* **Data extracted from a collection**
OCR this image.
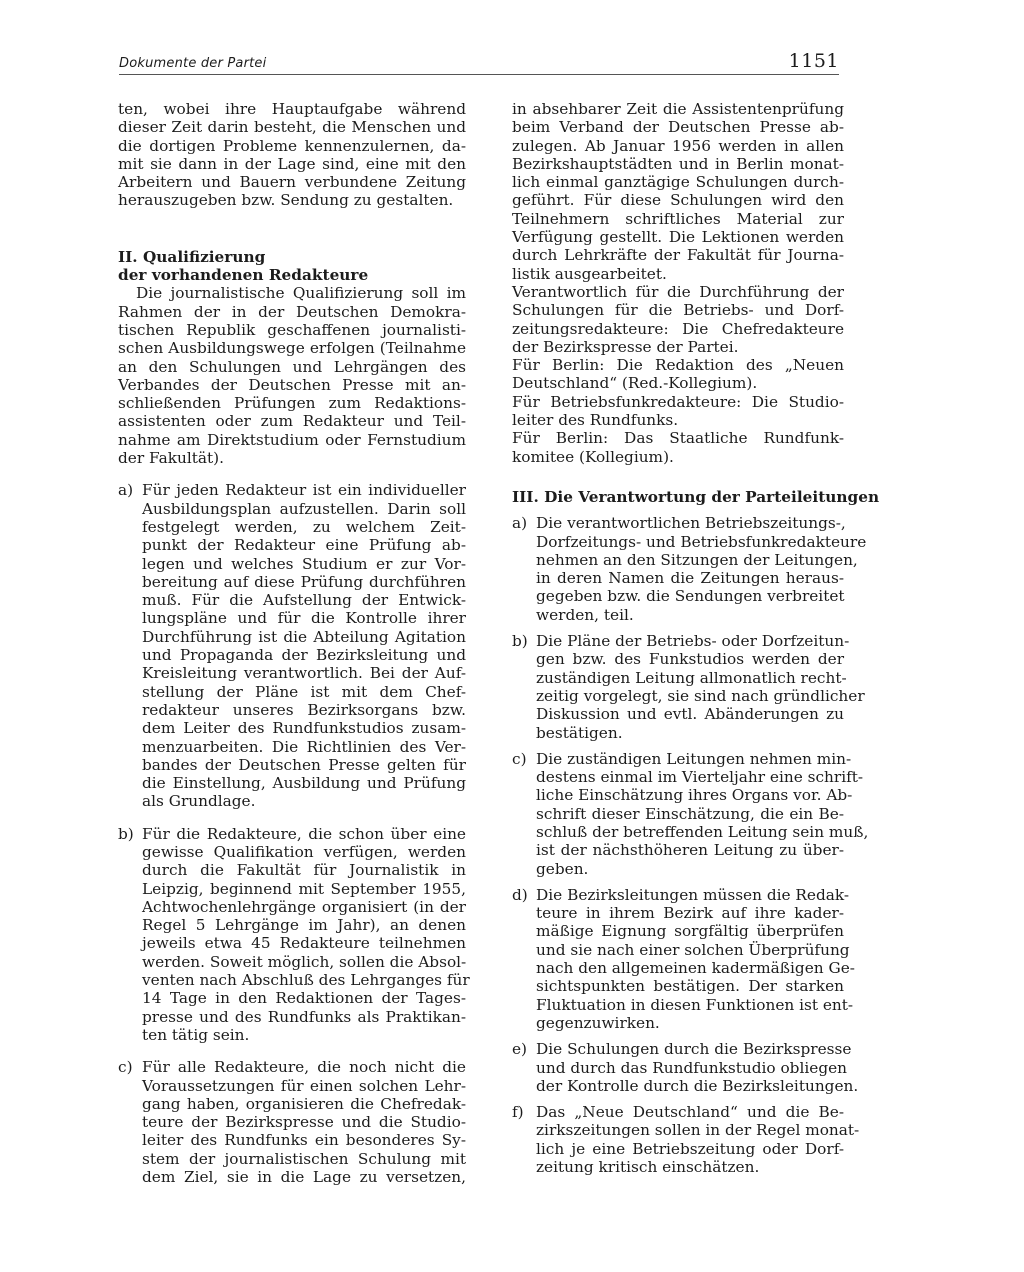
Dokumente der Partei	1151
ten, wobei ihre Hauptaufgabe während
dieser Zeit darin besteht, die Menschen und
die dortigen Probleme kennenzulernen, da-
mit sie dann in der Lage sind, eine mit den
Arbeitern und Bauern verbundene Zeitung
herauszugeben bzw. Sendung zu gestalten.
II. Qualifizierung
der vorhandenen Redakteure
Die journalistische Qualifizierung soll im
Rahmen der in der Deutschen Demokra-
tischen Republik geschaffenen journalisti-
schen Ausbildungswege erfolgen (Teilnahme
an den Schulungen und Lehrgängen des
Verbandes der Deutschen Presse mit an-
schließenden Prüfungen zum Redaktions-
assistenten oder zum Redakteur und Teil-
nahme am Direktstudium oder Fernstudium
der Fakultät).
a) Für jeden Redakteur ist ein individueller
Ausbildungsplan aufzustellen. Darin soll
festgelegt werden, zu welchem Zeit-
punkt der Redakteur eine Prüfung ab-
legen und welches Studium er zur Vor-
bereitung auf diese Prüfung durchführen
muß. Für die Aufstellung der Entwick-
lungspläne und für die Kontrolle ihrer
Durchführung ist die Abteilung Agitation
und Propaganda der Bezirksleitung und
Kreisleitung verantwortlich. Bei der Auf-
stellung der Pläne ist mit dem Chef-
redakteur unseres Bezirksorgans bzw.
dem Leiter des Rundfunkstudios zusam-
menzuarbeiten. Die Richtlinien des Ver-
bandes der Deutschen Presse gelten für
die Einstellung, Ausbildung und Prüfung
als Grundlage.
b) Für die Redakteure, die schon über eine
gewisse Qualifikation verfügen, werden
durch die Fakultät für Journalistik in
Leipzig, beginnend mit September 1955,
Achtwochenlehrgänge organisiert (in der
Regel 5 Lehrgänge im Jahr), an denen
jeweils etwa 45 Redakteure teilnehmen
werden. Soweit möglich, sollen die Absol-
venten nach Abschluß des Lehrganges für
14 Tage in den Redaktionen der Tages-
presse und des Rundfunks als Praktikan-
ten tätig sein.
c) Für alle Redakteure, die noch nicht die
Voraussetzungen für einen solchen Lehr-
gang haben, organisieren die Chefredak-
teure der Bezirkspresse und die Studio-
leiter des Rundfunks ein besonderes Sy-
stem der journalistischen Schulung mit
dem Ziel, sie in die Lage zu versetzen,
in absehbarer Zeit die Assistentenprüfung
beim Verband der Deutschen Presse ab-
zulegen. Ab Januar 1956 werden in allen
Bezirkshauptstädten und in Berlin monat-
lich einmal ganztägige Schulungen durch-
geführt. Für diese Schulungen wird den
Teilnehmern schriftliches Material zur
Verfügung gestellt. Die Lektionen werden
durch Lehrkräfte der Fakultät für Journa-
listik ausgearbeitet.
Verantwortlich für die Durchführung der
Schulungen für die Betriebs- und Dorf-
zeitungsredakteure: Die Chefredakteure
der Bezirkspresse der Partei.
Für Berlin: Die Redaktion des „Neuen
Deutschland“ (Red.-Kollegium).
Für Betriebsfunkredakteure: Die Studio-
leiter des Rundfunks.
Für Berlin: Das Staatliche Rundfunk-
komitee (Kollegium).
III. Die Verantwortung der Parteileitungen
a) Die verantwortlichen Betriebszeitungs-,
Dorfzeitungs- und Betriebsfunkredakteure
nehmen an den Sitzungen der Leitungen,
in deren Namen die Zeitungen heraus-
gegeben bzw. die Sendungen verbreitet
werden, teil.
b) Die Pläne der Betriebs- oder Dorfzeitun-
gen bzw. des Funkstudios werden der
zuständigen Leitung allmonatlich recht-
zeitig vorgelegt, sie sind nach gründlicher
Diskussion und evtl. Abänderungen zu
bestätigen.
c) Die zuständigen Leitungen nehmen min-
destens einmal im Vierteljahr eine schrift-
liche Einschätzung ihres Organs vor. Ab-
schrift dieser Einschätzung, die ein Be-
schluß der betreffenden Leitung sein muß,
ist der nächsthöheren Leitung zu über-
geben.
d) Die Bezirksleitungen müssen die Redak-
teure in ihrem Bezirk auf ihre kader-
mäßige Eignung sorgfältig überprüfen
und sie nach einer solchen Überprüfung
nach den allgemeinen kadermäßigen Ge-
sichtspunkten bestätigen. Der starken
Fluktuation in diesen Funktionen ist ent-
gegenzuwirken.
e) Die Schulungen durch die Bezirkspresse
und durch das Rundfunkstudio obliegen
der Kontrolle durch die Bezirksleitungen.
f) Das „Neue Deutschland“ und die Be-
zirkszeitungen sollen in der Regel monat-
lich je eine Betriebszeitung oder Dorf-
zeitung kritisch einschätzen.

* **OBJECTIVE**
Each line of the material must be retyped exactly, except that images are omitted.

* **COMPLETED EXERCISE**
OCR this image.
Dokumente der Partei	1151
ten, wobei ihre Hauptaufgabe während
dieser Zeit darin besteht, die Menschen und
die dortigen Probleme kennenzulernen, da-
mit sie dann in der Lage sind, eine mit den
Arbeitern und Bauern verbundene Zeitung
herauszugeben bzw. Sendung zu gestalten.
II. Qualifizierung
der vorhandenen Redakteure
Die journalistische Qualifizierung soll im
Rahmen der in der Deutschen Demokra-
tischen Republik geschaffenen journalisti-
schen Ausbildungswege erfolgen (Teilnahme
an den Schulungen und Lehrgängen des
Verbandes der Deutschen Presse mit an-
schließenden Prüfungen zum Redaktions-
assistenten oder zum Redakteur und Teil-
nahme am Direktstudium oder Fernstudium
der Fakultät).
a) Für jeden Redakteur ist ein individueller
Ausbildungsplan aufzustellen. Darin soll
festgelegt werden, zu welchem Zeit-
punkt der Redakteur eine Prüfung ab-
legen und welches Studium er zur Vor-
bereitung auf diese Prüfung durchführen
muß. Für die Aufstellung der Entwick-
lungspläne und für die Kontrolle ihrer
Durchführung ist die Abteilung Agitation
und Propaganda der Bezirksleitung und
Kreisleitung verantwortlich. Bei der Auf-
stellung der Pläne ist mit dem Chef-
redakteur unseres Bezirksorgans bzw.
dem Leiter des Rundfunkstudios zusam-
menzuarbeiten. Die Richtlinien des Ver-
bandes der Deutschen Presse gelten für
die Einstellung, Ausbildung und Prüfung
als Grundlage.
b) Für die Redakteure, die schon über eine
gewisse Qualifikation verfügen, werden
durch die Fakultät für Journalistik in
Leipzig, beginnend mit September 1955,
Achtwochenlehrgänge organisiert (in der
Regel 5 Lehrgänge im Jahr), an denen
jeweils etwa 45 Redakteure teilnehmen
werden. Soweit möglich, sollen die Absol-
venten nach Abschluß des Lehrganges für
14 Tage in den Redaktionen der Tages-
presse und des Rundfunks als Praktikan-
ten tätig sein.
c) Für alle Redakteure, die noch nicht die
Voraussetzungen für einen solchen Lehr-
gang haben, organisieren die Chefredak-
teure der Bezirkspresse und die Studio-
leiter des Rundfunks ein besonderes Sy-
stem der journalistischen Schulung mit
dem Ziel, sie in die Lage zu versetzen,
in absehbarer Zeit die Assistentenprüfung
beim Verband der Deutschen Presse ab-
zulegen. Ab Januar 1956 werden in allen
Bezirkshauptstädten und in Berlin monat-
lich einmal ganztägige Schulungen durch-
geführt. Für diese Schulungen wird den
Teilnehmern schriftliches Material zur
Verfügung gestellt. Die Lektionen werden
durch Lehrkräfte der Fakultät für Journa-
listik ausgearbeitet.
Verantwortlich für die Durchführung der
Schulungen für die Betriebs- und Dorf-
zeitungsredakteure: Die Chefredakteure
der Bezirkspresse der Partei.
Für Berlin: Die Redaktion des „Neuen
Deutschland“ (Red.-Kollegium).
Für Betriebsfunkredakteure: Die Studio-
leiter des Rundfunks.
Für Berlin: Das Staatliche Rundfunk-
komitee (Kollegium).
III. Die Verantwortung der Parteileitungen
a) Die verantwortlichen Betriebszeitungs-,
Dorfzeitungs- und Betriebsfunkredakteure
nehmen an den Sitzungen der Leitungen,
in deren Namen die Zeitungen heraus-
gegeben bzw. die Sendungen verbreitet
werden, teil.
b) Die Pläne der Betriebs- oder Dorfzeitun-
gen bzw. des Funkstudios werden der
zuständigen Leitung allmonatlich recht-
zeitig vorgelegt, sie sind nach gründlicher
Diskussion und evtl. Abänderungen zu
bestätigen.
c) Die zuständigen Leitungen nehmen min-
destens einmal im Vierteljahr eine schrift-
liche Einschätzung ihres Organs vor. Ab-
schrift dieser Einschätzung, die ein Be-
schluß der betreffenden Leitung sein muß,
ist der nächsthöheren Leitung zu über-
geben.
d) Die Bezirksleitungen müssen die Redak-
teure in ihrem Bezirk auf ihre kader-
mäßige Eignung sorgfältig überprüfen
und sie nach einer solchen Überprüfung
nach den allgemeinen kadermäßigen Ge-
sichtspunkten bestätigen. Der starken
Fluktuation in diesen Funktionen ist ent-
gegenzuwirken.
e) Die Schulungen durch die Bezirkspresse
und durch das Rundfunkstudio obliegen
der Kontrolle durch die Bezirksleitungen.
f) Das „Neue Deutschland“ und die Be-
zirkszeitungen sollen in der Regel monat-
lich je eine Betriebszeitung oder Dorf-
zeitung kritisch einschätzen.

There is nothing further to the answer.